*Task description*.
Each entry should be quoted word for word, including every mark of punctuation.

** Begin **

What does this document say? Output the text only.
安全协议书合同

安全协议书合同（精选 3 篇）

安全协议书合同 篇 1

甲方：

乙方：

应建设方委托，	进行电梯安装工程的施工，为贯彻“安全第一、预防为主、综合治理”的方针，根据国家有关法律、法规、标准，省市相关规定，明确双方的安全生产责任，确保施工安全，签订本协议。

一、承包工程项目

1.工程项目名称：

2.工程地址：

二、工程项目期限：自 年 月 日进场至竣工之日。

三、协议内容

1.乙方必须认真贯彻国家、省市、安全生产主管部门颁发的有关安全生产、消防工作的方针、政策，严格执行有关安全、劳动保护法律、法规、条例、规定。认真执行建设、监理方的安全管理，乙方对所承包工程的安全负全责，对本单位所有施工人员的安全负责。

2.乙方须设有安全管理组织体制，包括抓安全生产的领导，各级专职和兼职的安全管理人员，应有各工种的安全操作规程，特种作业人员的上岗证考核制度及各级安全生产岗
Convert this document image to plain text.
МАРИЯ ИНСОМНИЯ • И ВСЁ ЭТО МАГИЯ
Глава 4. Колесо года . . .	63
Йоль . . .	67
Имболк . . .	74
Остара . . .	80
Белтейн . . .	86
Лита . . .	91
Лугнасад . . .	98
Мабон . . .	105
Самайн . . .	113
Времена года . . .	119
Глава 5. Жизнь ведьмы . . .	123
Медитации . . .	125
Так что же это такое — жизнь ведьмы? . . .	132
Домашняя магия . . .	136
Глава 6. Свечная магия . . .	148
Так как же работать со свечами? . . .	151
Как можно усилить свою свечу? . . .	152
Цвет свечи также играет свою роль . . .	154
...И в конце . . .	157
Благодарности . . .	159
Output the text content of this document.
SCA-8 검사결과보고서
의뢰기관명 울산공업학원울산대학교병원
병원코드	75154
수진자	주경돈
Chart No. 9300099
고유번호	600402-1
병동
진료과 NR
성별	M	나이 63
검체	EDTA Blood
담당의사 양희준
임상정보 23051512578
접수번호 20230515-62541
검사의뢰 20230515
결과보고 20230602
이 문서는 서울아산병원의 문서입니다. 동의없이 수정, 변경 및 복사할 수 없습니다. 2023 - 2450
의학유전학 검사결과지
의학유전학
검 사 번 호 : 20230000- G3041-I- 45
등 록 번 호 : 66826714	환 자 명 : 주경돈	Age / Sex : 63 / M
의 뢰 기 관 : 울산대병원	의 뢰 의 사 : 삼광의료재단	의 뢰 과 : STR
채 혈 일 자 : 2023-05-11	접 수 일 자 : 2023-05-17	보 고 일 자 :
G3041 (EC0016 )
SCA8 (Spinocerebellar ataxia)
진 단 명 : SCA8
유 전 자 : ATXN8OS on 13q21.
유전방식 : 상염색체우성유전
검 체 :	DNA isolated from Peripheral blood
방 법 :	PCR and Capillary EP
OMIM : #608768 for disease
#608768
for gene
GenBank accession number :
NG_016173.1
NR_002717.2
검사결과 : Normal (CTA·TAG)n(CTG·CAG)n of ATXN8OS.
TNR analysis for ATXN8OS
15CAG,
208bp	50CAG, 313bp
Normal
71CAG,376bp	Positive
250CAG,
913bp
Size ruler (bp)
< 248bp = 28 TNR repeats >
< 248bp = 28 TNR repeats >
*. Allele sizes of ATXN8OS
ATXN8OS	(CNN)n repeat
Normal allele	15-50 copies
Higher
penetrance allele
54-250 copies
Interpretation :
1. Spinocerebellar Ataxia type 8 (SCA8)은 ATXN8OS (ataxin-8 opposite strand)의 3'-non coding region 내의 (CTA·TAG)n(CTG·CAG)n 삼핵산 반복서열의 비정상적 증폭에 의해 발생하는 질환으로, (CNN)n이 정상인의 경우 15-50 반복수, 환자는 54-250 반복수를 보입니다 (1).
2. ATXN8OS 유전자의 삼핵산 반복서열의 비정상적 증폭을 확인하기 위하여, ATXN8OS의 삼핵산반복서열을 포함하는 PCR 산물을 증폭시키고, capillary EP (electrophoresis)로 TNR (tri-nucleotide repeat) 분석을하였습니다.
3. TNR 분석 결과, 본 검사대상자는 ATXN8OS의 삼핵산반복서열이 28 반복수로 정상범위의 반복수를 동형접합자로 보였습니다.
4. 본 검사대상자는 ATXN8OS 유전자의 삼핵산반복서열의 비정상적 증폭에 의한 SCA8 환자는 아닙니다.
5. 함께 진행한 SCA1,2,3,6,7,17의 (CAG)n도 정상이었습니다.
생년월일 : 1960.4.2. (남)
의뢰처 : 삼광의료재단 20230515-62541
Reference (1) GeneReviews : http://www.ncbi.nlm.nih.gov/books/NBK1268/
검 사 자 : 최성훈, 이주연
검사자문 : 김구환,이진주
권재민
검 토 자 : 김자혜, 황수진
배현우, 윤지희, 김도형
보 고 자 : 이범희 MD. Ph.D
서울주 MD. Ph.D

** End **

*The output*.
What does this document say? Output the text only.
安全协议书合同

安全协议书合同（精选 3 篇）

安全协议书合同 篇 1

甲方：

乙方：

应建设方委托，	进行电梯安装工程的施工，为贯彻“安全第一、预防为主、综合治理”的方针，根据国家有关法律、法规、标准，省市相关规定，明确双方的安全生产责任，确保施工安全，签订本协议。

一、承包工程项目

1.工程项目名称：

2.工程地址：

二、工程项目期限：自 年 月 日进场至竣工之日。

三、协议内容

1.乙方必须认真贯彻国家、省市、安全生产主管部门颁发的有关安全生产、消防工作的方针、政策，严格执行有关安全、劳动保护法律、法规、条例、规定。认真执行建设、监理方的安全管理，乙方对所承包工程的安全负全责，对本单位所有施工人员的安全负责。

2.乙方须设有安全管理组织体制，包括抓安全生产的领导，各级专职和兼职的安全管理人员，应有各工种的安全操作规程，特种作业人员的上岗证考核制度及各级安全生产岗
Convert this document image to plain text.
МАРИЯ ИНСОМНИЯ • И ВСЁ ЭТО МАГИЯ
Глава 4. Колесо года . . .	63
Йоль . . .	67
Имболк . . .	74
Остара . . .	80
Белтейн . . .	86
Лита . . .	91
Лугнасад . . .	98
Мабон . . .	105
Самайн . . .	113
Времена года . . .	119
Глава 5. Жизнь ведьмы . . .	123
Медитации . . .	125
Так что же это такое — жизнь ведьмы? . . .	132
Домашняя магия . . .	136
Глава 6. Свечная магия . . .	148
Так как же работать со свечами? . . .	151
Как можно усилить свою свечу? . . .	152
Цвет свечи также играет свою роль . . .	154
...И в конце . . .	157
Благодарности . . .	159
Output the text content of this document.
SCA-8 검사결과보고서
의뢰기관명 울산공업학원울산대학교병원
병원코드	75154
수진자	주경돈
Chart No. 9300099
고유번호	600402-1
병동
진료과 NR
성별	M	나이 63
검체	EDTA Blood
담당의사 양희준
임상정보 23051512578
접수번호 20230515-62541
검사의뢰 20230515
결과보고 20230602
이 문서는 서울아산병원의 문서입니다. 동의없이 수정, 변경 및 복사할 수 없습니다. 2023 - 2450
의학유전학 검사결과지
의학유전학
검 사 번 호 : 20230000- G3041-I- 45
등 록 번 호 : 66826714	환 자 명 : 주경돈	Age / Sex : 63 / M
의 뢰 기 관 : 울산대병원	의 뢰 의 사 : 삼광의료재단	의 뢰 과 : STR
채 혈 일 자 : 2023-05-11	접 수 일 자 : 2023-05-17	보 고 일 자 :
G3041 (EC0016 )
SCA8 (Spinocerebellar ataxia)
진 단 명 : SCA8
유 전 자 : ATXN8OS on 13q21.
유전방식 : 상염색체우성유전
검 체 :	DNA isolated from Peripheral blood
방 법 :	PCR and Capillary EP
OMIM : #608768 for disease
#608768
for gene
GenBank accession number :
NG_016173.1
NR_002717.2
검사결과 : Normal (CTA·TAG)n(CTG·CAG)n of ATXN8OS.
TNR analysis for ATXN8OS
15CAG,
208bp	50CAG, 313bp
Normal
71CAG,376bp	Positive
250CAG,
913bp
Size ruler (bp)
< 248bp = 28 TNR repeats >
< 248bp = 28 TNR repeats >
*. Allele sizes of ATXN8OS
ATXN8OS	(CNN)n repeat
Normal allele	15-50 copies
Higher
penetrance allele
54-250 copies
Interpretation :
1. Spinocerebellar Ataxia type 8 (SCA8)은 ATXN8OS (ataxin-8 opposite strand)의 3'-non coding region 내의 (CTA·TAG)n(CTG·CAG)n 삼핵산 반복서열의 비정상적 증폭에 의해 발생하는 질환으로, (CNN)n이 정상인의 경우 15-50 반복수, 환자는 54-250 반복수를 보입니다 (1).
2. ATXN8OS 유전자의 삼핵산 반복서열의 비정상적 증폭을 확인하기 위하여, ATXN8OS의 삼핵산반복서열을 포함하는 PCR 산물을 증폭시키고, capillary EP (electrophoresis)로 TNR (tri-nucleotide repeat) 분석을하였습니다.
3. TNR 분석 결과, 본 검사대상자는 ATXN8OS의 삼핵산반복서열이 28 반복수로 정상범위의 반복수를 동형접합자로 보였습니다.
4. 본 검사대상자는 ATXN8OS 유전자의 삼핵산반복서열의 비정상적 증폭에 의한 SCA8 환자는 아닙니다.
5. 함께 진행한 SCA1,2,3,6,7,17의 (CAG)n도 정상이었습니다.
생년월일 : 1960.4.2. (남)
의뢰처 : 삼광의료재단 20230515-62541
Reference (1) GeneReviews : http://www.ncbi.nlm.nih.gov/books/NBK1268/
검 사 자 : 최성훈, 이주연
검사자문 : 김구환,이진주
권재민
검 토 자 : 김자혜, 황수진
배현우, 윤지희, 김도형
보 고 자 : 이범희 MD. Ph.D
서울주 MD. Ph.D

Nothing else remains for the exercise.